Source records →
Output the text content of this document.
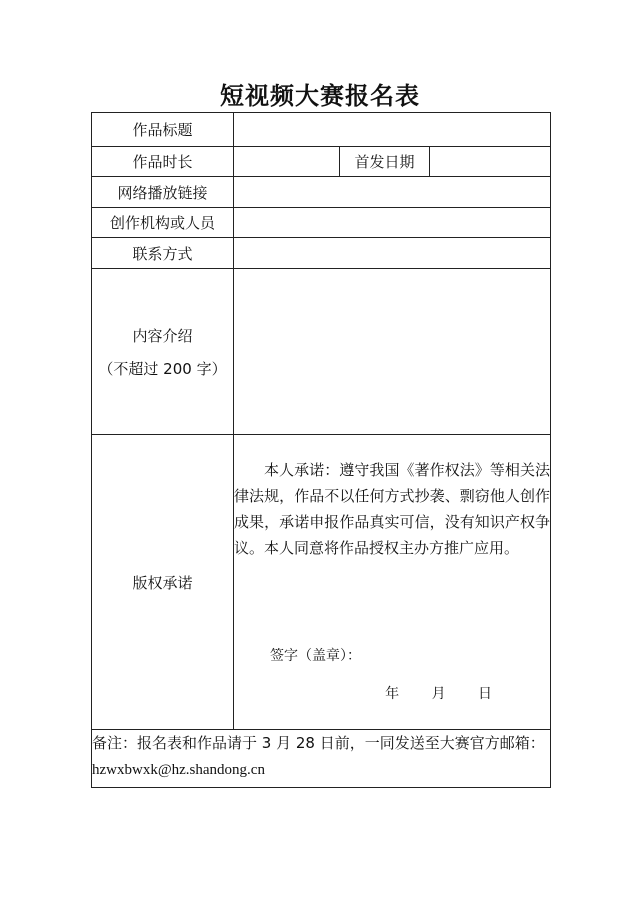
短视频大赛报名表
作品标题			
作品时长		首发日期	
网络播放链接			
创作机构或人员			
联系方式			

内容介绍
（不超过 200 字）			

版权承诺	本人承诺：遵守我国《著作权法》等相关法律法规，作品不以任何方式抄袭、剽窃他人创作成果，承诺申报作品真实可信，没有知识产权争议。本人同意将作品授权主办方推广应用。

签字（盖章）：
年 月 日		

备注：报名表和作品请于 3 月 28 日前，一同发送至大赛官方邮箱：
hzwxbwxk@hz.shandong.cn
==
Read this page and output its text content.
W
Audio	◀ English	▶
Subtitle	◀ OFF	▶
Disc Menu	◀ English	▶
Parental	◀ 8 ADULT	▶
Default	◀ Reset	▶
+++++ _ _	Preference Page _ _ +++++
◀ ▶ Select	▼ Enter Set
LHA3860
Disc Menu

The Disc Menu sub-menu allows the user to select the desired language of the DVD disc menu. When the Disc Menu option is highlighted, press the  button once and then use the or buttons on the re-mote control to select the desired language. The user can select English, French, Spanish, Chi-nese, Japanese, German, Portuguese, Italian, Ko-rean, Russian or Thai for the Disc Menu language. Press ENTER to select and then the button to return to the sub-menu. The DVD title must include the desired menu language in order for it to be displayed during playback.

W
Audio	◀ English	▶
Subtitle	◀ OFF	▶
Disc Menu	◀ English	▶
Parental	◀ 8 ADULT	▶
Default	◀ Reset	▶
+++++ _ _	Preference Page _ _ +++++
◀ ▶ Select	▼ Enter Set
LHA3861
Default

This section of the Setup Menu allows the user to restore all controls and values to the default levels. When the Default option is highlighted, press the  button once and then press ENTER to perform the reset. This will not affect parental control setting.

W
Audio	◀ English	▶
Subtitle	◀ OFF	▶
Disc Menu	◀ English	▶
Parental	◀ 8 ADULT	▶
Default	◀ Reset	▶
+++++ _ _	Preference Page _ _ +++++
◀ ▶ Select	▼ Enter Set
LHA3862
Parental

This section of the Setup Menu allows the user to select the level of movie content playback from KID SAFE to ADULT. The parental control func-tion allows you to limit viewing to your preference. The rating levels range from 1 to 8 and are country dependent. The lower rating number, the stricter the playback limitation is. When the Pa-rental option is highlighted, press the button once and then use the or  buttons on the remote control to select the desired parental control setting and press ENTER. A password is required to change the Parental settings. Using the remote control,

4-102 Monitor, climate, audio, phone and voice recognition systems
---
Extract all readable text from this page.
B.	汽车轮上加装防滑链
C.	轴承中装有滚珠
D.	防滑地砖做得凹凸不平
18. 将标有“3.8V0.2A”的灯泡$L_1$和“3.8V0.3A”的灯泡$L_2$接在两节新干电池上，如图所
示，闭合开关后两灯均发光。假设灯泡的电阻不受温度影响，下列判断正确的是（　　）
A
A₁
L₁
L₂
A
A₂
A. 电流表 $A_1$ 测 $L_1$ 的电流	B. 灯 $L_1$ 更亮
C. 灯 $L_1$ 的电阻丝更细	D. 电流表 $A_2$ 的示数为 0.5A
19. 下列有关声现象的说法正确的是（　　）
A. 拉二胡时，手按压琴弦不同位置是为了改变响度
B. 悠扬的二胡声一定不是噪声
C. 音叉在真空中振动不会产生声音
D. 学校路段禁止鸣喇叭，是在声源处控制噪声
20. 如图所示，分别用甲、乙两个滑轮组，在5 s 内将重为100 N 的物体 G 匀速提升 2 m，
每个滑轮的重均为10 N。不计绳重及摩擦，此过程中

What to work on → Scan the listing above. Gather each line that contains the word "content".

Answer →
Output the text content of this document.
Read this page and output its text content.
This section of the Setup Menu allows the user to select the level of movie content playback from KID SAFE to ADULT. The parental control func-tion allows you to limit viewing to your preference. The rating levels range from 1 to 8 and are country dependent. The lower rating number, the stricter the playback limitation is. When the Pa-rental option is highlighted, press the button once and then use the or  buttons on the remote control to select the desired parental control setting and press ENTER. A password is required to change the Parental settings. Using the remote control,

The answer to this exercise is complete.